[SET EXERCISE]: Will you write out all the entries below exactly?

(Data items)
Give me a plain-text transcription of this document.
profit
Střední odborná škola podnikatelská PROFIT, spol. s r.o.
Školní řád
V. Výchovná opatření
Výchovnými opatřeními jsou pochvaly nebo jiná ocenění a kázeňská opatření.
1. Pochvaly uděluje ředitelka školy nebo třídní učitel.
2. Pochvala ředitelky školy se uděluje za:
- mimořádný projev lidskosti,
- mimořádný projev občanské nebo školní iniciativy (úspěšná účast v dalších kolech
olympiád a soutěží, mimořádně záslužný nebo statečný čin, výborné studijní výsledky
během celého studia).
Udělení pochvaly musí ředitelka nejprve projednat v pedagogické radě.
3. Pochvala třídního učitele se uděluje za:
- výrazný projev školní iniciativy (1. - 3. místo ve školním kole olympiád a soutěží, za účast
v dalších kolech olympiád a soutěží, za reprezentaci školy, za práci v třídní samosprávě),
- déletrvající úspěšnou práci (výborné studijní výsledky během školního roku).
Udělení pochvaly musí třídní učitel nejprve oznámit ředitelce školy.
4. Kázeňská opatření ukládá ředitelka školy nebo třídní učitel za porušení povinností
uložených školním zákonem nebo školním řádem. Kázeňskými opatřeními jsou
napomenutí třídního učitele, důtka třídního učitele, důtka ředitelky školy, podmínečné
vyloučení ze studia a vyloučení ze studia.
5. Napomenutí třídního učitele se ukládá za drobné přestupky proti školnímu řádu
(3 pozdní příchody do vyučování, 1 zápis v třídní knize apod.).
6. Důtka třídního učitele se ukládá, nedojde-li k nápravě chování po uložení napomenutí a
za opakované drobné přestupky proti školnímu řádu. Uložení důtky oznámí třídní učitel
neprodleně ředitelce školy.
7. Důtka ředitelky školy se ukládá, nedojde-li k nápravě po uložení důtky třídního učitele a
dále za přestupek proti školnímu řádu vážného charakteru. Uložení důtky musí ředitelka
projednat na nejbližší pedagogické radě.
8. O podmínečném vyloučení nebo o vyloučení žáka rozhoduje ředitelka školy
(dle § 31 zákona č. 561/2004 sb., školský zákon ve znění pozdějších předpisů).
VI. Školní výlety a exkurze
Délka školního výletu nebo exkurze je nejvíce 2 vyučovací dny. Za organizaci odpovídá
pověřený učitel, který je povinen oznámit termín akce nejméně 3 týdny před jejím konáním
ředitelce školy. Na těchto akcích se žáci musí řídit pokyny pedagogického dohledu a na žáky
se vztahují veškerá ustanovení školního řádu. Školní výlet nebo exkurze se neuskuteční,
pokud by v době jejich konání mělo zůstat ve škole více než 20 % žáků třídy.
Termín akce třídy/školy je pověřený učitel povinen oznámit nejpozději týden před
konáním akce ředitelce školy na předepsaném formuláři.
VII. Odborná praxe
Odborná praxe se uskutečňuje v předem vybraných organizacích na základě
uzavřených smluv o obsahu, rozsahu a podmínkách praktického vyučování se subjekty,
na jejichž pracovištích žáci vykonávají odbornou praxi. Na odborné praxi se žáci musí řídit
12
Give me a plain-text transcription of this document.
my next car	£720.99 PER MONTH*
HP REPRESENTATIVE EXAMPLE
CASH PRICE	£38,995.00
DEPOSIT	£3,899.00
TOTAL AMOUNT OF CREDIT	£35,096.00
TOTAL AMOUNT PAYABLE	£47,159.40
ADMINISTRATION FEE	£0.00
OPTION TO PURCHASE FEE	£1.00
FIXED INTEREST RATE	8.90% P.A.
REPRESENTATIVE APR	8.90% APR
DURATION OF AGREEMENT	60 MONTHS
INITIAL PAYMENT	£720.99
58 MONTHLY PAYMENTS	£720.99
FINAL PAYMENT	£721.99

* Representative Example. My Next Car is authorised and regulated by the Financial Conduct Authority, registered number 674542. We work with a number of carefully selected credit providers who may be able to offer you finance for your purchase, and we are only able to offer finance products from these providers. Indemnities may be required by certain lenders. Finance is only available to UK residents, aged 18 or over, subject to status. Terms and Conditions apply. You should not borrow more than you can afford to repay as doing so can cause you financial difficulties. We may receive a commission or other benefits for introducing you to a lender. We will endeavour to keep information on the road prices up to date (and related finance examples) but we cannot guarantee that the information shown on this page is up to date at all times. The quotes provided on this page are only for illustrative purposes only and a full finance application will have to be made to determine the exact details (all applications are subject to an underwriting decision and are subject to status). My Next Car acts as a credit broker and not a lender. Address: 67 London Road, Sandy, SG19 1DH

[EXERCISE OUTPUT]:
Give me a plain-text transcription of this document.
profit
Střední odborná škola podnikatelská PROFIT, spol. s r.o.
Školní řád
V. Výchovná opatření
Výchovnými opatřeními jsou pochvaly nebo jiná ocenění a kázeňská opatření.
1. Pochvaly uděluje ředitelka školy nebo třídní učitel.
2. Pochvala ředitelky školy se uděluje za:
- mimořádný projev lidskosti,
- mimořádný projev občanské nebo školní iniciativy (úspěšná účast v dalších kolech
olympiád a soutěží, mimořádně záslužný nebo statečný čin, výborné studijní výsledky
během celého studia).
Udělení pochvaly musí ředitelka nejprve projednat v pedagogické radě.
3. Pochvala třídního učitele se uděluje za:
- výrazný projev školní iniciativy (1. - 3. místo ve školním kole olympiád a soutěží, za účast
v dalších kolech olympiád a soutěží, za reprezentaci školy, za práci v třídní samosprávě),
- déletrvající úspěšnou práci (výborné studijní výsledky během školního roku).
Udělení pochvaly musí třídní učitel nejprve oznámit ředitelce školy.
4. Kázeňská opatření ukládá ředitelka školy nebo třídní učitel za porušení povinností
uložených školním zákonem nebo školním řádem. Kázeňskými opatřeními jsou
napomenutí třídního učitele, důtka třídního učitele, důtka ředitelky školy, podmínečné
vyloučení ze studia a vyloučení ze studia.
5. Napomenutí třídního učitele se ukládá za drobné přestupky proti školnímu řádu
(3 pozdní příchody do vyučování, 1 zápis v třídní knize apod.).
6. Důtka třídního učitele se ukládá, nedojde-li k nápravě chování po uložení napomenutí a
za opakované drobné přestupky proti školnímu řádu. Uložení důtky oznámí třídní učitel
neprodleně ředitelce školy.
7. Důtka ředitelky školy se ukládá, nedojde-li k nápravě po uložení důtky třídního učitele a
dále za přestupek proti školnímu řádu vážného charakteru. Uložení důtky musí ředitelka
projednat na nejbližší pedagogické radě.
8. O podmínečném vyloučení nebo o vyloučení žáka rozhoduje ředitelka školy
(dle § 31 zákona č. 561/2004 sb., školský zákon ve znění pozdějších předpisů).
VI. Školní výlety a exkurze
Délka školního výletu nebo exkurze je nejvíce 2 vyučovací dny. Za organizaci odpovídá
pověřený učitel, který je povinen oznámit termín akce nejméně 3 týdny před jejím konáním
ředitelce školy. Na těchto akcích se žáci musí řídit pokyny pedagogického dohledu a na žáky
se vztahují veškerá ustanovení školního řádu. Školní výlet nebo exkurze se neuskuteční,
pokud by v době jejich konání mělo zůstat ve škole více než 20 % žáků třídy.
Termín akce třídy/školy je pověřený učitel povinen oznámit nejpozději týden před
konáním akce ředitelce školy na předepsaném formuláři.
VII. Odborná praxe
Odborná praxe se uskutečňuje v předem vybraných organizacích na základě
uzavřených smluv o obsahu, rozsahu a podmínkách praktického vyučování se subjekty,
na jejichž pracovištích žáci vykonávají odbornou praxi. Na odborné praxi se žáci musí řídit
12
Give me a plain-text transcription of this document.
my next car	£720.99 PER MONTH*
HP REPRESENTATIVE EXAMPLE
CASH PRICE	£38,995.00
DEPOSIT	£3,899.00
TOTAL AMOUNT OF CREDIT	£35,096.00
TOTAL AMOUNT PAYABLE	£47,159.40
ADMINISTRATION FEE	£0.00
OPTION TO PURCHASE FEE	£1.00
FIXED INTEREST RATE	8.90% P.A.
REPRESENTATIVE APR	8.90% APR
DURATION OF AGREEMENT	60 MONTHS
INITIAL PAYMENT	£720.99
58 MONTHLY PAYMENTS	£720.99
FINAL PAYMENT	£721.99

* Representative Example. My Next Car is authorised and regulated by the Financial Conduct Authority, registered number 674542. We work with a number of carefully selected credit providers who may be able to offer you finance for your purchase, and we are only able to offer finance products from these providers. Indemnities may be required by certain lenders. Finance is only available to UK residents, aged 18 or over, subject to status. Terms and Conditions apply. You should not borrow more than you can afford to repay as doing so can cause you financial difficulties. We may receive a commission or other benefits for introducing you to a lender. We will endeavour to keep information on the road prices up to date (and related finance examples) but we cannot guarantee that the information shown on this page is up to date at all times. The quotes provided on this page are only for illustrative purposes only and a full finance application will have to be made to determine the exact details (all applications are subject to an underwriting decision and are subject to status). My Next Car acts as a credit broker and not a lender. Address: 67 London Road, Sandy, SG19 1DH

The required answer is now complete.